Description of the task |
Write out every line of the material as it stands, apart from the pictures.
+++ Exercise data
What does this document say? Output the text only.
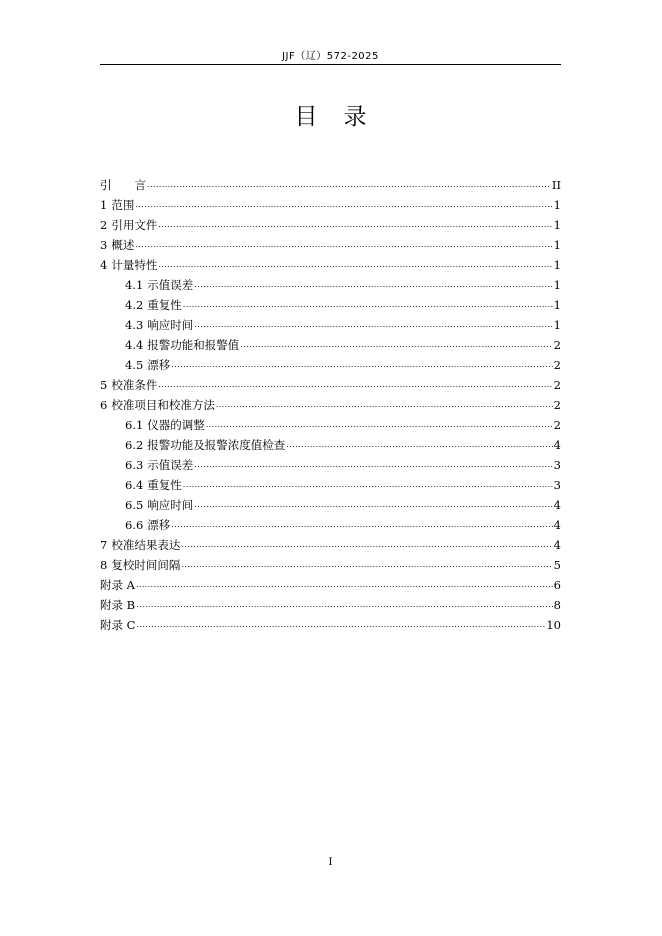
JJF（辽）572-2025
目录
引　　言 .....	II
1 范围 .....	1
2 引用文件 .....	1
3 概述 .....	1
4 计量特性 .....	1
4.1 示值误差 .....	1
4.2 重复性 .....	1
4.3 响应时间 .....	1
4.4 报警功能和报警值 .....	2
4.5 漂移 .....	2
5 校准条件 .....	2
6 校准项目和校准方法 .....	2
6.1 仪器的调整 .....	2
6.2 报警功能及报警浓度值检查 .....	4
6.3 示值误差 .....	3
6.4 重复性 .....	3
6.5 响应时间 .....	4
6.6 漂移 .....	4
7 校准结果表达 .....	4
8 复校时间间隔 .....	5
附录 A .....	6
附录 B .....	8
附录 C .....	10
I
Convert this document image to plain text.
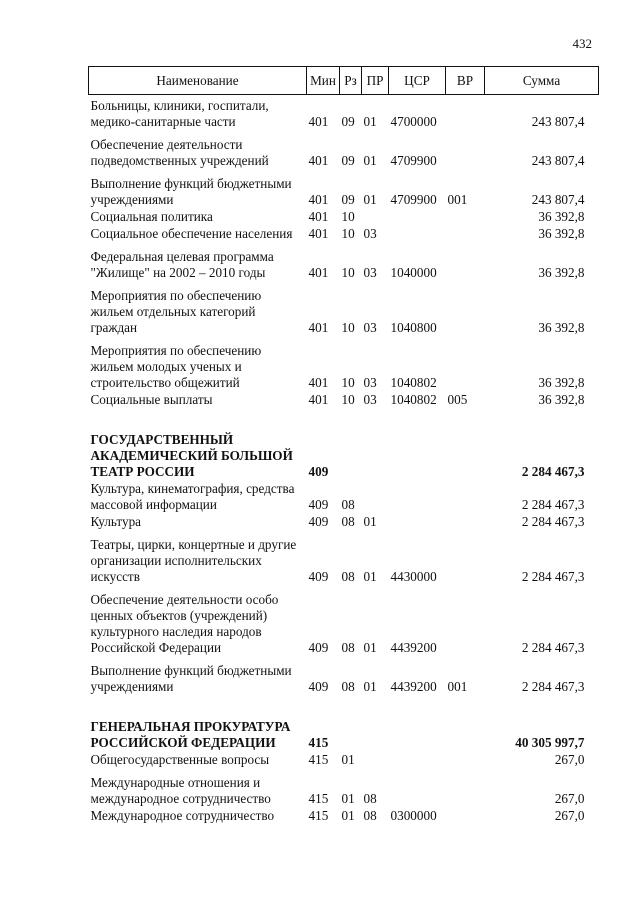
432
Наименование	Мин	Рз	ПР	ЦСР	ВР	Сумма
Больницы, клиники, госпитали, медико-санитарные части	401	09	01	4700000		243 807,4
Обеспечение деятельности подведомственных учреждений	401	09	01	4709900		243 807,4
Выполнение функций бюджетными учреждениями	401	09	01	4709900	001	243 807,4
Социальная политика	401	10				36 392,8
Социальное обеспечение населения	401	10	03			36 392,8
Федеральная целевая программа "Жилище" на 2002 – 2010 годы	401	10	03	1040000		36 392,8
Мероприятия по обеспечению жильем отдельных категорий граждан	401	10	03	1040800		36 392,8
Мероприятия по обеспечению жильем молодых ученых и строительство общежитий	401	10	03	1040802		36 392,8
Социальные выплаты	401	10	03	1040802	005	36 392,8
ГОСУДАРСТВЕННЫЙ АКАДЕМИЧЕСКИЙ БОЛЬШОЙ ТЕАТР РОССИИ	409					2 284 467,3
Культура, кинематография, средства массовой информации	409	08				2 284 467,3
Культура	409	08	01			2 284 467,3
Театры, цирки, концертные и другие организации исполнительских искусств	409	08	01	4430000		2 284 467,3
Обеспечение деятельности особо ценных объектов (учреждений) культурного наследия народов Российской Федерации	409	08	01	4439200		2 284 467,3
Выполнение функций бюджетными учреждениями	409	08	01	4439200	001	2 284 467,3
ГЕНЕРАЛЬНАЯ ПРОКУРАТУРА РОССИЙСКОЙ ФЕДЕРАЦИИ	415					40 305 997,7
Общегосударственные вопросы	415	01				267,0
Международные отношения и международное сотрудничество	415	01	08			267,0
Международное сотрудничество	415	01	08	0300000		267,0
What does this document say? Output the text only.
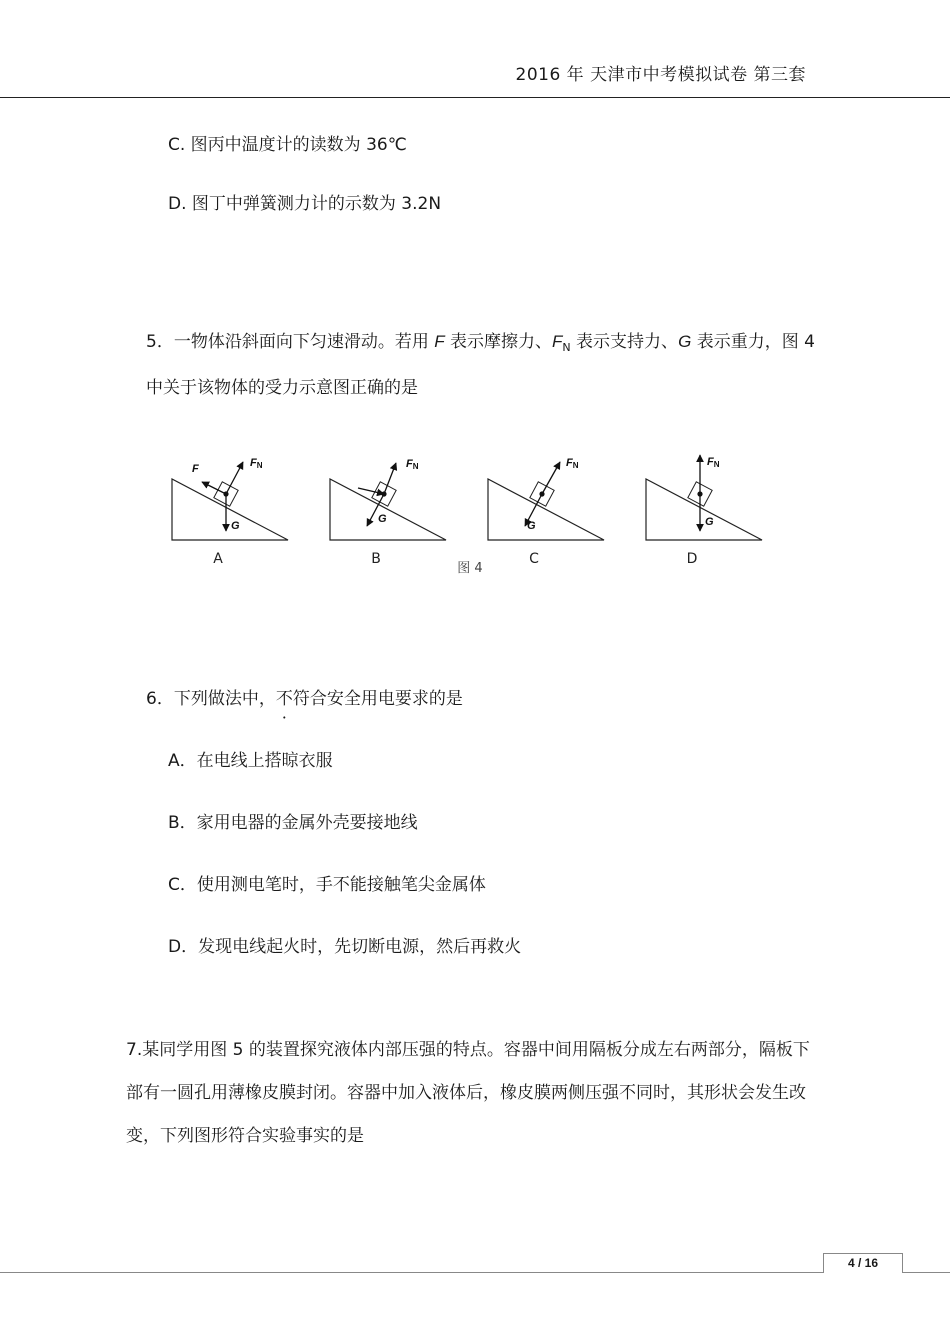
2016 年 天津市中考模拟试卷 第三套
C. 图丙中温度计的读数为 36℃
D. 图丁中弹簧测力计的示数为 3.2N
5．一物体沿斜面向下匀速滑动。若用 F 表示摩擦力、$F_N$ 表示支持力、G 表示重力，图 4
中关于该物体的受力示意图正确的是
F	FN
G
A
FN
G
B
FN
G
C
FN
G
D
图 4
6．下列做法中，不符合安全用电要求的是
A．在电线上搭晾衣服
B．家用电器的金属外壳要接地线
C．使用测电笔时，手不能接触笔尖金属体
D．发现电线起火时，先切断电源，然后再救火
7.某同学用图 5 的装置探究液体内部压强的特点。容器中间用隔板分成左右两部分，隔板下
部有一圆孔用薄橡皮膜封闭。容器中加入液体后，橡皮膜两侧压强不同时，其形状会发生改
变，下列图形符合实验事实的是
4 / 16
++++++
Task solution |
What does this document say? Output the text only.
JJF（辽）572-2025
目录
引　　言 .....	II
1 范围 .....	1
2 引用文件 .....	1
3 概述 .....	1
4 计量特性 .....	1
4.1 示值误差 .....	1
4.2 重复性 .....	1
4.3 响应时间 .....	1
4.4 报警功能和报警值 .....	2
4.5 漂移 .....	2
5 校准条件 .....	2
6 校准项目和校准方法 .....	2
6.1 仪器的调整 .....	2
6.2 报警功能及报警浓度值检查 .....	4
6.3 示值误差 .....	3
6.4 重复性 .....	3
6.5 响应时间 .....	4
6.6 漂移 .....	4
7 校准结果表达 .....	4
8 复校时间间隔 .....	5
附录 A .....	6
附录 B .....	8
附录 C .....	10
I
Convert this document image to plain text.
432
Наименование	Мин	Рз	ПР	ЦСР	ВР	Сумма
Больницы, клиники, госпитали, медико-санитарные части	401	09	01	4700000		243 807,4
Обеспечение деятельности подведомственных учреждений	401	09	01	4709900		243 807,4
Выполнение функций бюджетными учреждениями	401	09	01	4709900	001	243 807,4
Социальная политика	401	10				36 392,8
Социальное обеспечение населения	401	10	03			36 392,8
Федеральная целевая программа "Жилище" на 2002 – 2010 годы	401	10	03	1040000		36 392,8
Мероприятия по обеспечению жильем отдельных категорий граждан	401	10	03	1040800		36 392,8
Мероприятия по обеспечению жильем молодых ученых и строительство общежитий	401	10	03	1040802		36 392,8
Социальные выплаты	401	10	03	1040802	005	36 392,8
ГОСУДАРСТВЕННЫЙ АКАДЕМИЧЕСКИЙ БОЛЬШОЙ ТЕАТР РОССИИ	409					2 284 467,3
Культура, кинематография, средства массовой информации	409	08				2 284 467,3
Культура	409	08	01			2 284 467,3
Театры, цирки, концертные и другие организации исполнительских искусств	409	08	01	4430000		2 284 467,3
Обеспечение деятельности особо ценных объектов (учреждений) культурного наследия народов Российской Федерации	409	08	01	4439200		2 284 467,3
Выполнение функций бюджетными учреждениями	409	08	01	4439200	001	2 284 467,3
ГЕНЕРАЛЬНАЯ ПРОКУРАТУРА РОССИЙСКОЙ ФЕДЕРАЦИИ	415					40 305 997,7
Общегосударственные вопросы	415	01				267,0
Международные отношения и международное сотрудничество	415	01	08			267,0
Международное сотрудничество	415	01	08	0300000		267,0
What does this document say? Output the text only.
2016 年 天津市中考模拟试卷 第三套
C. 图丙中温度计的读数为 36℃
D. 图丁中弹簧测力计的示数为 3.2N
5．一物体沿斜面向下匀速滑动。若用 F 表示摩擦力、$F_N$ 表示支持力、G 表示重力，图 4
中关于该物体的受力示意图正确的是
F	FN
G
A
FN
G
B
FN
G
C
FN
G
D
图 4
6．下列做法中，不符合安全用电要求的是
A．在电线上搭晾衣服
B．家用电器的金属外壳要接地线
C．使用测电笔时，手不能接触笔尖金属体
D．发现电线起火时，先切断电源，然后再救火
7.某同学用图 5 的装置探究液体内部压强的特点。容器中间用隔板分成左右两部分，隔板下
部有一圆孔用薄橡皮膜封闭。容器中加入液体后，橡皮膜两侧压强不同时，其形状会发生改
变，下列图形符合实验事实的是
4 / 16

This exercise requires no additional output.